### Aim
Below is the data. Give it again, complete and exact.

### Recorded data
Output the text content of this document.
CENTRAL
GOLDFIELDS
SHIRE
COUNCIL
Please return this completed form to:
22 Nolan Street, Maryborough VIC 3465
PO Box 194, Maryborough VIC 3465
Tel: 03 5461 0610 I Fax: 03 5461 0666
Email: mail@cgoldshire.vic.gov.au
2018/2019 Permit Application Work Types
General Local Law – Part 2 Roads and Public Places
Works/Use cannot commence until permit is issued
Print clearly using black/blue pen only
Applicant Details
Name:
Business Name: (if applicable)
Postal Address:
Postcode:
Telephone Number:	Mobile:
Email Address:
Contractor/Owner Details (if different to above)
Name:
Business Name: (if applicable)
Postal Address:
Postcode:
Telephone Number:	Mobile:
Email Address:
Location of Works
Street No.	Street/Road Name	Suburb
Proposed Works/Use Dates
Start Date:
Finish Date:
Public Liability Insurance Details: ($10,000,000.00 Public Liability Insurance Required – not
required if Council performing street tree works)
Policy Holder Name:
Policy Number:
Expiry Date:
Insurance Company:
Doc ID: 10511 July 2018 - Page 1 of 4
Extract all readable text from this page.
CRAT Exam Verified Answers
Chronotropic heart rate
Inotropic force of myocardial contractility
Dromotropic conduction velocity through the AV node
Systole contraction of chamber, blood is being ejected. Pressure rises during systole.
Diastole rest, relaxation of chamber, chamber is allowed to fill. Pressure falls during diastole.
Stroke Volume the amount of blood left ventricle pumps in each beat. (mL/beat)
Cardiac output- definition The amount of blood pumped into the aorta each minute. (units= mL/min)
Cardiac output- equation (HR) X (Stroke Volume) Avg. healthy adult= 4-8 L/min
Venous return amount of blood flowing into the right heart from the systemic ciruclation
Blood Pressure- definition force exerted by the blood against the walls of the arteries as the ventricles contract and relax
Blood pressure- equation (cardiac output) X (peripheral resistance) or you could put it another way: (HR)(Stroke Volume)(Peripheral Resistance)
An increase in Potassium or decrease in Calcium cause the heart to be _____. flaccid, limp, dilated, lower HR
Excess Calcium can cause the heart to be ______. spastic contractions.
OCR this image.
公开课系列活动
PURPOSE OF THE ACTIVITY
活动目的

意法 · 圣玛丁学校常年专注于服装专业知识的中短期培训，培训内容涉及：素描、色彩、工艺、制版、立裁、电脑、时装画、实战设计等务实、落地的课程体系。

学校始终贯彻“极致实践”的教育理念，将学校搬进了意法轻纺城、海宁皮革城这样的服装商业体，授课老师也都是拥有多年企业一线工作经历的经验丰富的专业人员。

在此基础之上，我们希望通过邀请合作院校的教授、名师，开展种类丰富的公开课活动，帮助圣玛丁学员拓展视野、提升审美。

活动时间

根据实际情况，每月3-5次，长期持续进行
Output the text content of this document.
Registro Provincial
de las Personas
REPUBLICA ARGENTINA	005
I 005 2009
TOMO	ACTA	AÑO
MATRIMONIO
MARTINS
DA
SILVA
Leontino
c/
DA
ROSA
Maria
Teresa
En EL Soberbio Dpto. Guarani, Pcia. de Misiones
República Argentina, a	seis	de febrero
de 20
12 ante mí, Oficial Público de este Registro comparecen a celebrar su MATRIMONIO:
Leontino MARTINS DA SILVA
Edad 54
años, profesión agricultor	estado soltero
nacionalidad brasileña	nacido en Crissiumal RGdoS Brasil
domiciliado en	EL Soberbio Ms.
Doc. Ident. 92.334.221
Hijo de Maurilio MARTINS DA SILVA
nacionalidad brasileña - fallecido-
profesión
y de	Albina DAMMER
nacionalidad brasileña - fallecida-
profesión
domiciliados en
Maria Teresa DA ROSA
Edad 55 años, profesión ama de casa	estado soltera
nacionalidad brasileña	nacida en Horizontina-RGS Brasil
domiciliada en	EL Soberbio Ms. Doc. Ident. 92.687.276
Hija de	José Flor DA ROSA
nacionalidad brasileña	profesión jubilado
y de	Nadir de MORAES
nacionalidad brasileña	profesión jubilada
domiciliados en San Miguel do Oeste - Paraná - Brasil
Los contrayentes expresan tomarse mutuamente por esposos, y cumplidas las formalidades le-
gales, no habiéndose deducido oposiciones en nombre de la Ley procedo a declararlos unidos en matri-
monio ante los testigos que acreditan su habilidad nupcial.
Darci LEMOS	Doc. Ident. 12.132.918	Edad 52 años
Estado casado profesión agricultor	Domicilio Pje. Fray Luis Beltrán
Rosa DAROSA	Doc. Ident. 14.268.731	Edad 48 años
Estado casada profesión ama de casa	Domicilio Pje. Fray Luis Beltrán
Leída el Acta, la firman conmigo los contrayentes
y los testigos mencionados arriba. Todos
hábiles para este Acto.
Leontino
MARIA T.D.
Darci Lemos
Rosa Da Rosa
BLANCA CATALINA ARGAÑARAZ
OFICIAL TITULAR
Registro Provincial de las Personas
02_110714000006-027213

### Correct output
Output the text content of this document.
CENTRAL
GOLDFIELDS
SHIRE
COUNCIL
Please return this completed form to:
22 Nolan Street, Maryborough VIC 3465
PO Box 194, Maryborough VIC 3465
Tel: 03 5461 0610 I Fax: 03 5461 0666
Email: mail@cgoldshire.vic.gov.au
2018/2019 Permit Application Work Types
General Local Law – Part 2 Roads and Public Places
Works/Use cannot commence until permit is issued
Print clearly using black/blue pen only
Applicant Details
Name:
Business Name: (if applicable)
Postal Address:
Postcode:
Telephone Number:	Mobile:
Email Address:
Contractor/Owner Details (if different to above)
Name:
Business Name: (if applicable)
Postal Address:
Postcode:
Telephone Number:	Mobile:
Email Address:
Location of Works
Street No.	Street/Road Name	Suburb
Proposed Works/Use Dates
Start Date:
Finish Date:
Public Liability Insurance Details: ($10,000,000.00 Public Liability Insurance Required – not
required if Council performing street tree works)
Policy Holder Name:
Policy Number:
Expiry Date:
Insurance Company:
Doc ID: 10511 July 2018 - Page 1 of 4
Extract all readable text from this page.
CRAT Exam Verified Answers
Chronotropic heart rate
Inotropic force of myocardial contractility
Dromotropic conduction velocity through the AV node
Systole contraction of chamber, blood is being ejected. Pressure rises during systole.
Diastole rest, relaxation of chamber, chamber is allowed to fill. Pressure falls during diastole.
Stroke Volume the amount of blood left ventricle pumps in each beat. (mL/beat)
Cardiac output- definition The amount of blood pumped into the aorta each minute. (units= mL/min)
Cardiac output- equation (HR) X (Stroke Volume) Avg. healthy adult= 4-8 L/min
Venous return amount of blood flowing into the right heart from the systemic ciruclation
Blood Pressure- definition force exerted by the blood against the walls of the arteries as the ventricles contract and relax
Blood pressure- equation (cardiac output) X (peripheral resistance) or you could put it another way: (HR)(Stroke Volume)(Peripheral Resistance)
An increase in Potassium or decrease in Calcium cause the heart to be _____. flaccid, limp, dilated, lower HR
Excess Calcium can cause the heart to be ______. spastic contractions.
OCR this image.
公开课系列活动
PURPOSE OF THE ACTIVITY
活动目的

意法 · 圣玛丁学校常年专注于服装专业知识的中短期培训，培训内容涉及：素描、色彩、工艺、制版、立裁、电脑、时装画、实战设计等务实、落地的课程体系。

学校始终贯彻“极致实践”的教育理念，将学校搬进了意法轻纺城、海宁皮革城这样的服装商业体，授课老师也都是拥有多年企业一线工作经历的经验丰富的专业人员。

在此基础之上，我们希望通过邀请合作院校的教授、名师，开展种类丰富的公开课活动，帮助圣玛丁学员拓展视野、提升审美。

活动时间

根据实际情况，每月3-5次，长期持续进行
Output the text content of this document.
Registro Provincial
de las Personas
REPUBLICA ARGENTINA	005
I 005 2009
TOMO	ACTA	AÑO
MATRIMONIO
MARTINS
DA
SILVA
Leontino
c/
DA
ROSA
Maria
Teresa
En EL Soberbio Dpto. Guarani, Pcia. de Misiones
República Argentina, a	seis	de febrero
de 20
12 ante mí, Oficial Público de este Registro comparecen a celebrar su MATRIMONIO:
Leontino MARTINS DA SILVA
Edad 54
años, profesión agricultor	estado soltero
nacionalidad brasileña	nacido en Crissiumal RGdoS Brasil
domiciliado en	EL Soberbio Ms.
Doc. Ident. 92.334.221
Hijo de Maurilio MARTINS DA SILVA
nacionalidad brasileña - fallecido-
profesión
y de	Albina DAMMER
nacionalidad brasileña - fallecida-
profesión
domiciliados en
Maria Teresa DA ROSA
Edad 55 años, profesión ama de casa	estado soltera
nacionalidad brasileña	nacida en Horizontina-RGS Brasil
domiciliada en	EL Soberbio Ms. Doc. Ident. 92.687.276
Hija de	José Flor DA ROSA
nacionalidad brasileña	profesión jubilado
y de	Nadir de MORAES
nacionalidad brasileña	profesión jubilada
domiciliados en San Miguel do Oeste - Paraná - Brasil
Los contrayentes expresan tomarse mutuamente por esposos, y cumplidas las formalidades le-
gales, no habiéndose deducido oposiciones en nombre de la Ley procedo a declararlos unidos en matri-
monio ante los testigos que acreditan su habilidad nupcial.
Darci LEMOS	Doc. Ident. 12.132.918	Edad 52 años
Estado casado profesión agricultor	Domicilio Pje. Fray Luis Beltrán
Rosa DAROSA	Doc. Ident. 14.268.731	Edad 48 años
Estado casada profesión ama de casa	Domicilio Pje. Fray Luis Beltrán
Leída el Acta, la firman conmigo los contrayentes
y los testigos mencionados arriba. Todos
hábiles para este Acto.
Leontino
MARIA T.D.
Darci Lemos
Rosa Da Rosa
BLANCA CATALINA ARGAÑARAZ
OFICIAL TITULAR
Registro Provincial de las Personas
02_110714000006-027213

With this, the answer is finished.